_Work instructions:_ In the listing below, pick out lines with "title".

[Figure collection entries]
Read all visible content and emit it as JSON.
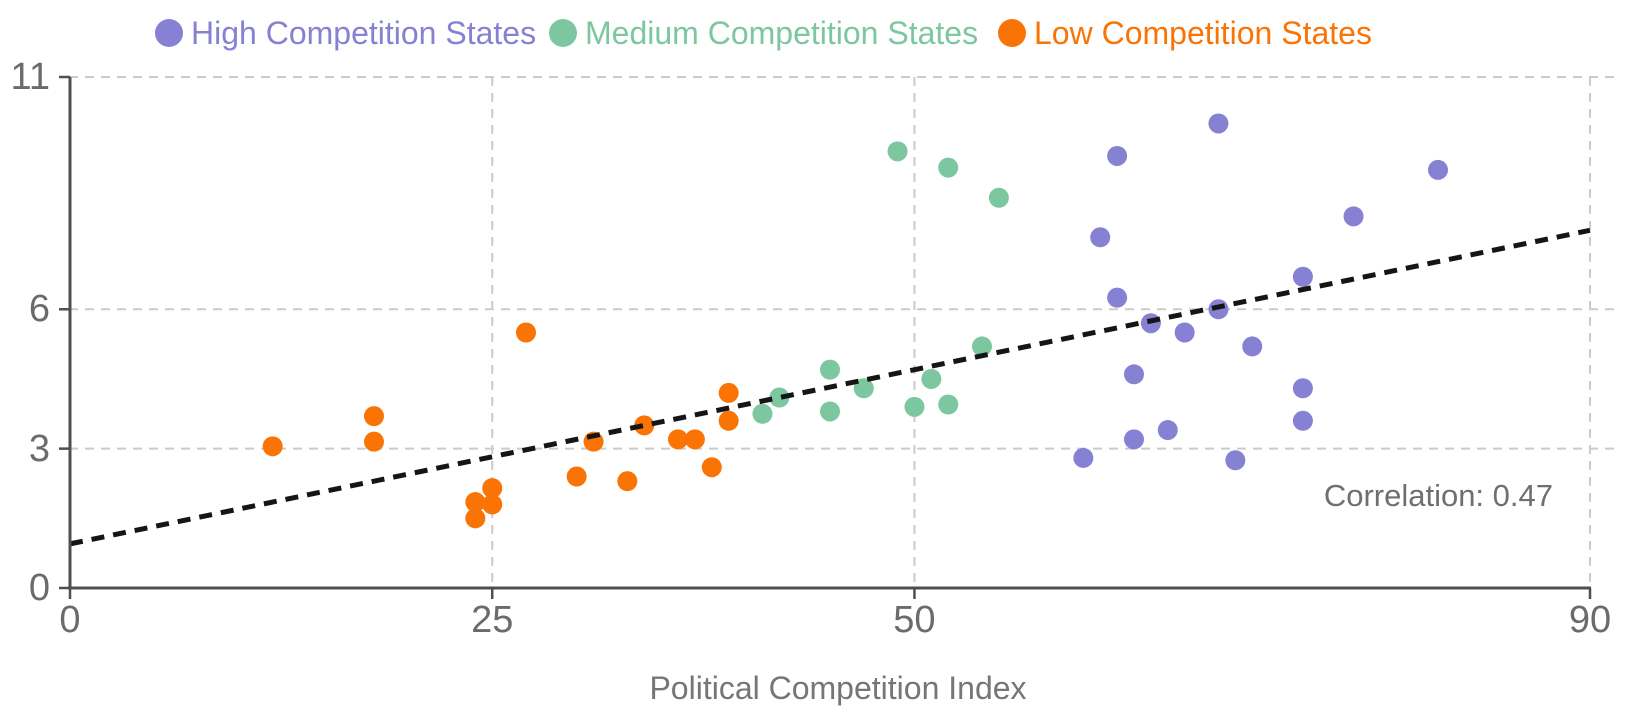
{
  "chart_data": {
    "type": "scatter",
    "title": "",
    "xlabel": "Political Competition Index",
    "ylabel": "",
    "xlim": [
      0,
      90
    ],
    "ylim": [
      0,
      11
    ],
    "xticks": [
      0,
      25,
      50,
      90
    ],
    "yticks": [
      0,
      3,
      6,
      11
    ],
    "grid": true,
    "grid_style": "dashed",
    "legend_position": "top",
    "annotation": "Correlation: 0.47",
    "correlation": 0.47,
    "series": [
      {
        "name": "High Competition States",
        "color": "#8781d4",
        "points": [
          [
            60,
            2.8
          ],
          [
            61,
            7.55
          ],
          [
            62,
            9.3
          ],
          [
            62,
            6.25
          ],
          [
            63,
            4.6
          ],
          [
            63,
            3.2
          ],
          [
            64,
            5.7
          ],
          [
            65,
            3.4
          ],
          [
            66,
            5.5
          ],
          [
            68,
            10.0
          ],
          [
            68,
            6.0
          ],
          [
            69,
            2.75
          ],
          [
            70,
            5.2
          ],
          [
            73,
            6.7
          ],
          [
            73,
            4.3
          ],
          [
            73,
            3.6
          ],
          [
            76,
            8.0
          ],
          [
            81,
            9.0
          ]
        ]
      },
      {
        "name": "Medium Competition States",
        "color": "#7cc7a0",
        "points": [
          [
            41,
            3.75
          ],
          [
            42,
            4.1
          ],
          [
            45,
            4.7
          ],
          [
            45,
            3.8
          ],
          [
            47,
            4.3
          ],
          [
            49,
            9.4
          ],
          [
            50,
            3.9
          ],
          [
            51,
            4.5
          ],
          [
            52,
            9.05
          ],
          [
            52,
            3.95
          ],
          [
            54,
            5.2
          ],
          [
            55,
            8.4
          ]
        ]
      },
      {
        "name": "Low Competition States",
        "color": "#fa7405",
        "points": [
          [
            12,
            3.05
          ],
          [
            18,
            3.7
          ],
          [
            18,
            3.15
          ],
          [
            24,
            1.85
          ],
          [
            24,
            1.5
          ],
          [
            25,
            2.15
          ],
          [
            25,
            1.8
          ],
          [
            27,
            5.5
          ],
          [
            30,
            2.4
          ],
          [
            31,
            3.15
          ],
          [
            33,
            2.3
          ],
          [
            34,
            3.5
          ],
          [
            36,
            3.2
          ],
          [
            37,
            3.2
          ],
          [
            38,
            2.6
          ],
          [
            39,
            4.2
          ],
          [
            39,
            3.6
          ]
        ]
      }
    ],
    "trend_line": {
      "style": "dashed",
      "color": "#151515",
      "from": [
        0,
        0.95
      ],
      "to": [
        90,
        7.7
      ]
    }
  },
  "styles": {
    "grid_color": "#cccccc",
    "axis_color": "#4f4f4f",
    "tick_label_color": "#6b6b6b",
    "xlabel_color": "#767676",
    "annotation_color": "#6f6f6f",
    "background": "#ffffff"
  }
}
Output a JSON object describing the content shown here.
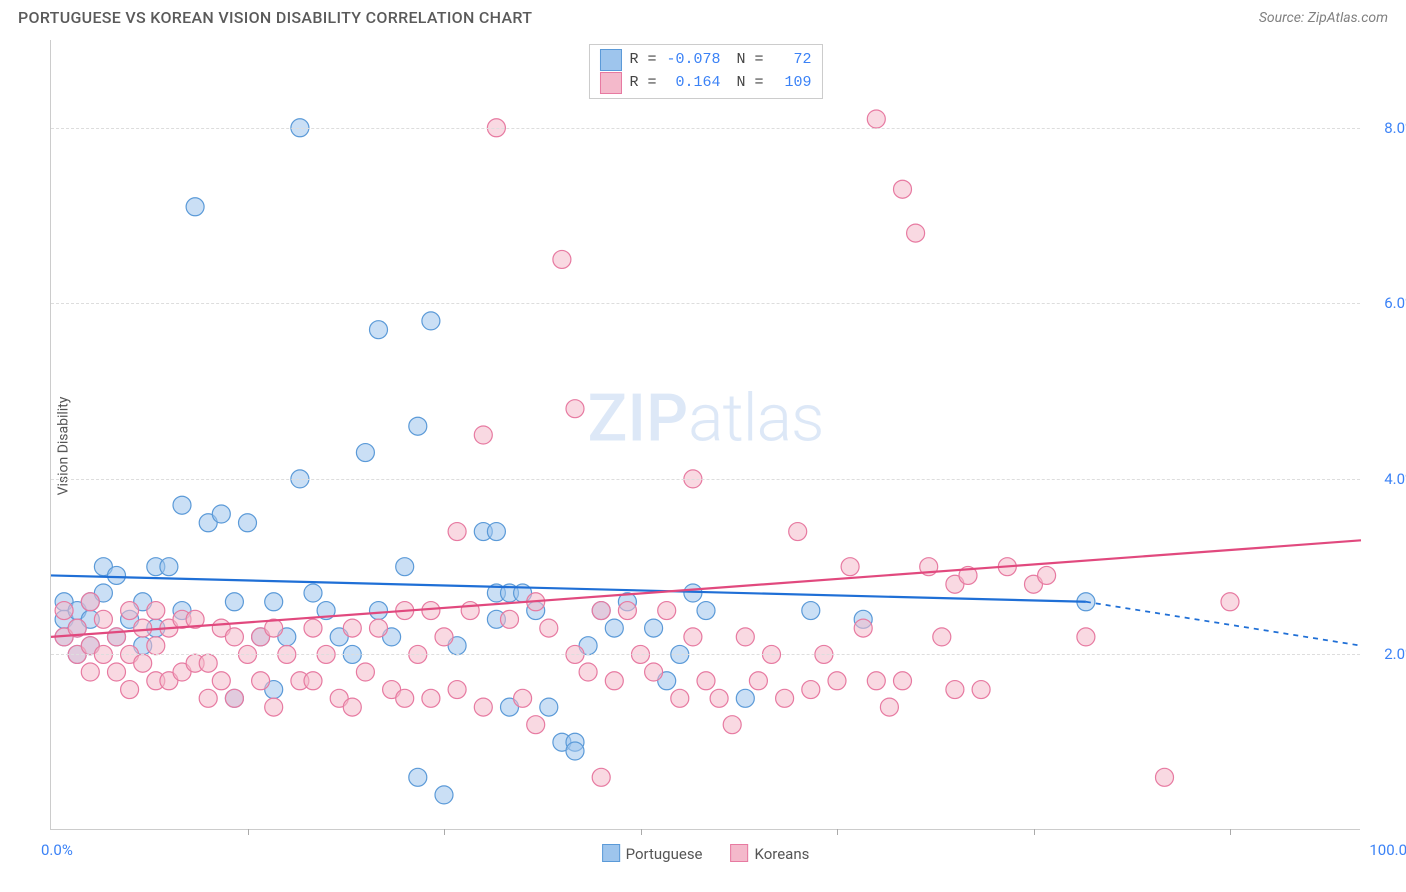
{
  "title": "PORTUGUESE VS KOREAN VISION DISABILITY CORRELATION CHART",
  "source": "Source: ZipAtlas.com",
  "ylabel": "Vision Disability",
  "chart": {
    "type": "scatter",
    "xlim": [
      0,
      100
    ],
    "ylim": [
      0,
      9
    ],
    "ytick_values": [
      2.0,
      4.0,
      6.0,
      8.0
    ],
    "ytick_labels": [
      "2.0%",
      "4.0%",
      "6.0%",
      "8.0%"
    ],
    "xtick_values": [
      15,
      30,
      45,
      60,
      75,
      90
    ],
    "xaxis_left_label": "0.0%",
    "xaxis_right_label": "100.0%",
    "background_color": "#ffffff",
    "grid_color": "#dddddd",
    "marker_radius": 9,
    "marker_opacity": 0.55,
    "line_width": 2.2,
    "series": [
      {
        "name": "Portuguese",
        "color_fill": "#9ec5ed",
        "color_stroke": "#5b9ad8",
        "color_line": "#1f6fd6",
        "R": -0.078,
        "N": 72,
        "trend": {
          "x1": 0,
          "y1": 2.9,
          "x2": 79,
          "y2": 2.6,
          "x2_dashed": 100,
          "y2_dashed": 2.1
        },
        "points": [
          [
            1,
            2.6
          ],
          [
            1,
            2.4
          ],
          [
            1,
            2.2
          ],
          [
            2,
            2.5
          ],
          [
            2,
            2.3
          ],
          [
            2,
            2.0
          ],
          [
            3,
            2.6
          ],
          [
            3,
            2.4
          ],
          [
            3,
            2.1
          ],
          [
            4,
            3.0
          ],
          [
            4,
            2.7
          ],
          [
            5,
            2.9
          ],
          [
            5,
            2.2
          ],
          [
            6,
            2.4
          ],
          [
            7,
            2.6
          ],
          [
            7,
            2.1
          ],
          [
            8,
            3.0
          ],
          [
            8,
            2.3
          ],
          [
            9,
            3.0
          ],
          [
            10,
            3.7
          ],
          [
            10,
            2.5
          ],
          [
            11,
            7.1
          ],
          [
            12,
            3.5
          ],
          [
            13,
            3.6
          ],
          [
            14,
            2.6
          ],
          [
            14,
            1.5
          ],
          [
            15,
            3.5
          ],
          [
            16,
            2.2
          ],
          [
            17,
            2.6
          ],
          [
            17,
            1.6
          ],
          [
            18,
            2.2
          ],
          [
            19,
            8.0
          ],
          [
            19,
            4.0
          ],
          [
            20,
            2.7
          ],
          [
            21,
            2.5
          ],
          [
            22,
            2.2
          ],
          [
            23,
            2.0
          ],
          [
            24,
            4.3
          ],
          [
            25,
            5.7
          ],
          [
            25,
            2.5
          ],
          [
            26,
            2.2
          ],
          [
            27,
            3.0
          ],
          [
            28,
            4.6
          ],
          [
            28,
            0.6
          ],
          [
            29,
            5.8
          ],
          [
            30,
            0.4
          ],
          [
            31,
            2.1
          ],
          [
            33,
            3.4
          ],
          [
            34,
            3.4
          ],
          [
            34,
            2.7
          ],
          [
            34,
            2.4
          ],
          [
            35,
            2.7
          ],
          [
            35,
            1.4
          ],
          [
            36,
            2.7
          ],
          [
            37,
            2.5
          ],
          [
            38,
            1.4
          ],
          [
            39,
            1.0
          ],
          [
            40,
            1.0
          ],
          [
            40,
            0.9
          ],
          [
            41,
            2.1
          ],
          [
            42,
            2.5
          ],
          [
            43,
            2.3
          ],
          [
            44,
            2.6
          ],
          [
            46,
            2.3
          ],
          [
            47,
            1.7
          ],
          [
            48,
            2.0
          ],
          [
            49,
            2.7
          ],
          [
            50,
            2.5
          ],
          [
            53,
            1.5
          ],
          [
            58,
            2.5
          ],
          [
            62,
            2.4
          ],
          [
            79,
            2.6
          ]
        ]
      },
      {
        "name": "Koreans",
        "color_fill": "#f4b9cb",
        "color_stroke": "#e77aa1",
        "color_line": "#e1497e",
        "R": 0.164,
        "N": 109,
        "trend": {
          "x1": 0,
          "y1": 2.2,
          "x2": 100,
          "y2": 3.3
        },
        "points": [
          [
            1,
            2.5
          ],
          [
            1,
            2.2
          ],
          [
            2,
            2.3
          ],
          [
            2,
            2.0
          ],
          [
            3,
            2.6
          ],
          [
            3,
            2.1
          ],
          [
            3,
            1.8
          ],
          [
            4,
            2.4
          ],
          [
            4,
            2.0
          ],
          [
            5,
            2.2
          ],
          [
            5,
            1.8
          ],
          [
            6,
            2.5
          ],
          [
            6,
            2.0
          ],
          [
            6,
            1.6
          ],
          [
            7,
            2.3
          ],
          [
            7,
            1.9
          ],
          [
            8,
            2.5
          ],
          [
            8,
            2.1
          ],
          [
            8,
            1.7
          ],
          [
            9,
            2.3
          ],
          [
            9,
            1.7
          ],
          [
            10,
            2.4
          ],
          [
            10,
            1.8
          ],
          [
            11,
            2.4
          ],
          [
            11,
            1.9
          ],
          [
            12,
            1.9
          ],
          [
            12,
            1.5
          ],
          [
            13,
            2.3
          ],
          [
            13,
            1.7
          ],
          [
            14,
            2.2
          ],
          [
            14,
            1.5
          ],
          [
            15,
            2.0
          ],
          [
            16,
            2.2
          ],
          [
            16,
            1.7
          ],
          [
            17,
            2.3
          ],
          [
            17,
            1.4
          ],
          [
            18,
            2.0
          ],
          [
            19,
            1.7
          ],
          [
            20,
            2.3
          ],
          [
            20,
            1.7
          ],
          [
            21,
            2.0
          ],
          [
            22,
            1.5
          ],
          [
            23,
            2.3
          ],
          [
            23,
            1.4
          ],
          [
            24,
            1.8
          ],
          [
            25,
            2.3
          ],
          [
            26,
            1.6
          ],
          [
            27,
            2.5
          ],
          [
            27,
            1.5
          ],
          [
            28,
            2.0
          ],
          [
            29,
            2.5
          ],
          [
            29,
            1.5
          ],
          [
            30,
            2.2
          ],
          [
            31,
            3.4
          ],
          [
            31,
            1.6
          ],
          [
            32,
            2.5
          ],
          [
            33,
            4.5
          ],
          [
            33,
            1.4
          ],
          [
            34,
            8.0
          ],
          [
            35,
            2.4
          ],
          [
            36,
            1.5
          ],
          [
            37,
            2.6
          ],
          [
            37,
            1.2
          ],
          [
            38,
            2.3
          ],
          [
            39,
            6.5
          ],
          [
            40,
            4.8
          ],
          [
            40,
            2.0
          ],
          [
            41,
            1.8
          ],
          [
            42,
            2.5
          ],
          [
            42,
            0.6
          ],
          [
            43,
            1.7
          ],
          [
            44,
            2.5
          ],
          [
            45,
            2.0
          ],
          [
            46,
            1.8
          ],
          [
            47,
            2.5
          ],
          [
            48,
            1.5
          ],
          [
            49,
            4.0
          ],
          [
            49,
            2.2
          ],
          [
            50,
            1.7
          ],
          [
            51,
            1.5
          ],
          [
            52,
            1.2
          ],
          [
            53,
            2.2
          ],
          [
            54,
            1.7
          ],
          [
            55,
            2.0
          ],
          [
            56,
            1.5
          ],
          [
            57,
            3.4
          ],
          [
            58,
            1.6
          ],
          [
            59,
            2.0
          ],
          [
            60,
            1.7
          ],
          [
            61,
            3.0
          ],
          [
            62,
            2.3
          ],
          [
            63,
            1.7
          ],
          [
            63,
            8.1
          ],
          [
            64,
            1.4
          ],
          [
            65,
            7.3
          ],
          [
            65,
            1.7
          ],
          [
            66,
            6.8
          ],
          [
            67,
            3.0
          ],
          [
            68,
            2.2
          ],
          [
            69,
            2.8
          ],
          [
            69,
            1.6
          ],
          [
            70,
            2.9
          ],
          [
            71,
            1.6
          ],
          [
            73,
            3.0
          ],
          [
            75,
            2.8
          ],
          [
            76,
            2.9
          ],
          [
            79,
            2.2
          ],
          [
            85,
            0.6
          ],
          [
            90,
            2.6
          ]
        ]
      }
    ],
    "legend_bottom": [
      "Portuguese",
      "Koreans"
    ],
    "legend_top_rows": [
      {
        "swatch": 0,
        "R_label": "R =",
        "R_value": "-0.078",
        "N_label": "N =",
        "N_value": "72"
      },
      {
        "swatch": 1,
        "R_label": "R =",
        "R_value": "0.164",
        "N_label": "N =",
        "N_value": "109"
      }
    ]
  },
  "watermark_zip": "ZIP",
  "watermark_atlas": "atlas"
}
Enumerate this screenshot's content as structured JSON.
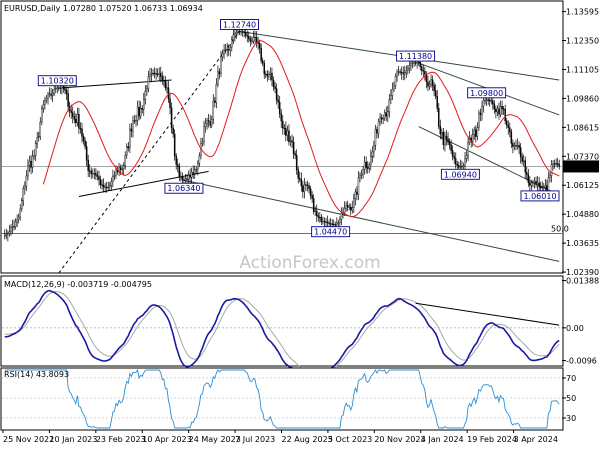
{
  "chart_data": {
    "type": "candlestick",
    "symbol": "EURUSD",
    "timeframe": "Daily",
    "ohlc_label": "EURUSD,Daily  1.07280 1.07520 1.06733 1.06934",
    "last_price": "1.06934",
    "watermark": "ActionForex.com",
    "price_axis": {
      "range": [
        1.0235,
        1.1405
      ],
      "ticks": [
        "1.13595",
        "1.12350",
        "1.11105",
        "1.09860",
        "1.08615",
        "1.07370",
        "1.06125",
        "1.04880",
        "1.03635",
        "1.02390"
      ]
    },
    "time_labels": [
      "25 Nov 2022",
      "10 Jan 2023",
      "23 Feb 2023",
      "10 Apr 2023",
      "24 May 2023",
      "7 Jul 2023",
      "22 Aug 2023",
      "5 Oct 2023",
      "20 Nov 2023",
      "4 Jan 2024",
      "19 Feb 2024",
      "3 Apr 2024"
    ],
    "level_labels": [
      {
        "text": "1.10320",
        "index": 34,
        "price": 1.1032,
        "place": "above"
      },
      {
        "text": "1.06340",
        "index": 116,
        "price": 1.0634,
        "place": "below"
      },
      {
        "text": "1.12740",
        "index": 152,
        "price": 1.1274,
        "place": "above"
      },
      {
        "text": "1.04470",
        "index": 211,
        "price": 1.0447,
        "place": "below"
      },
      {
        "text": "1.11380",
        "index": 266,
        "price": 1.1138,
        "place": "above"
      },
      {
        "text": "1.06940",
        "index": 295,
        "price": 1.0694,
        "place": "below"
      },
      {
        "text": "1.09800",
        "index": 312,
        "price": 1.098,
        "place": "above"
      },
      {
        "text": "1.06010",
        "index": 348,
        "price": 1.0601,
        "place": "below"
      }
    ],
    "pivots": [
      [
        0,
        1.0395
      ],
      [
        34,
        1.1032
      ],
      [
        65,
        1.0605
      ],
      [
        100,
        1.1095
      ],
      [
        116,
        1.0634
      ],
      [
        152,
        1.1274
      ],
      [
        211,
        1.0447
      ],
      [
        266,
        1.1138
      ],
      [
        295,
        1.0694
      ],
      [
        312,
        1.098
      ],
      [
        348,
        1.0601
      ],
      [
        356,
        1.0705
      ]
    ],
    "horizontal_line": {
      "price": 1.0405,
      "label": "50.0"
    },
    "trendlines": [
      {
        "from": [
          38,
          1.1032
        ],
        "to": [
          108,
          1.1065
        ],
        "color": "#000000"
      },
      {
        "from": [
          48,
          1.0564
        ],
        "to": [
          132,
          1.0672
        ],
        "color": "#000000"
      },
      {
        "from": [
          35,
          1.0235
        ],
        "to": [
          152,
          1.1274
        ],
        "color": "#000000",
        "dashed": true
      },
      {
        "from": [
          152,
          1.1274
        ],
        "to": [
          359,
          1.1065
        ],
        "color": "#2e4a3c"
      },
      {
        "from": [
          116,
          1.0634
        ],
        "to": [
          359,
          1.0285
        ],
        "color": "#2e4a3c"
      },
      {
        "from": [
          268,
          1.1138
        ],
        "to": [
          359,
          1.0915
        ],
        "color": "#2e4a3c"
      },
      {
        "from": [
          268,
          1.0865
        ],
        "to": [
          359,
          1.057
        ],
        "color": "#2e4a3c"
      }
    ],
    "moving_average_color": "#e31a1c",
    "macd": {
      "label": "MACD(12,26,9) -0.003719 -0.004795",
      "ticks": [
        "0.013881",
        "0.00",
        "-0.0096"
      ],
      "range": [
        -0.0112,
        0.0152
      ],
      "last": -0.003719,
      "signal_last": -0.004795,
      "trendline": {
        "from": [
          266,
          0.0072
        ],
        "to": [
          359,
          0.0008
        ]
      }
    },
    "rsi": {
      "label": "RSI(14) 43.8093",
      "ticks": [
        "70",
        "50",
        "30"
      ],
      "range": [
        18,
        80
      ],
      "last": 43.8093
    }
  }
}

_Written response:_
    "title": "",
  "title": "PORTUGUESE VS KOREAN VISION DISABILITY CORRELATION CHART",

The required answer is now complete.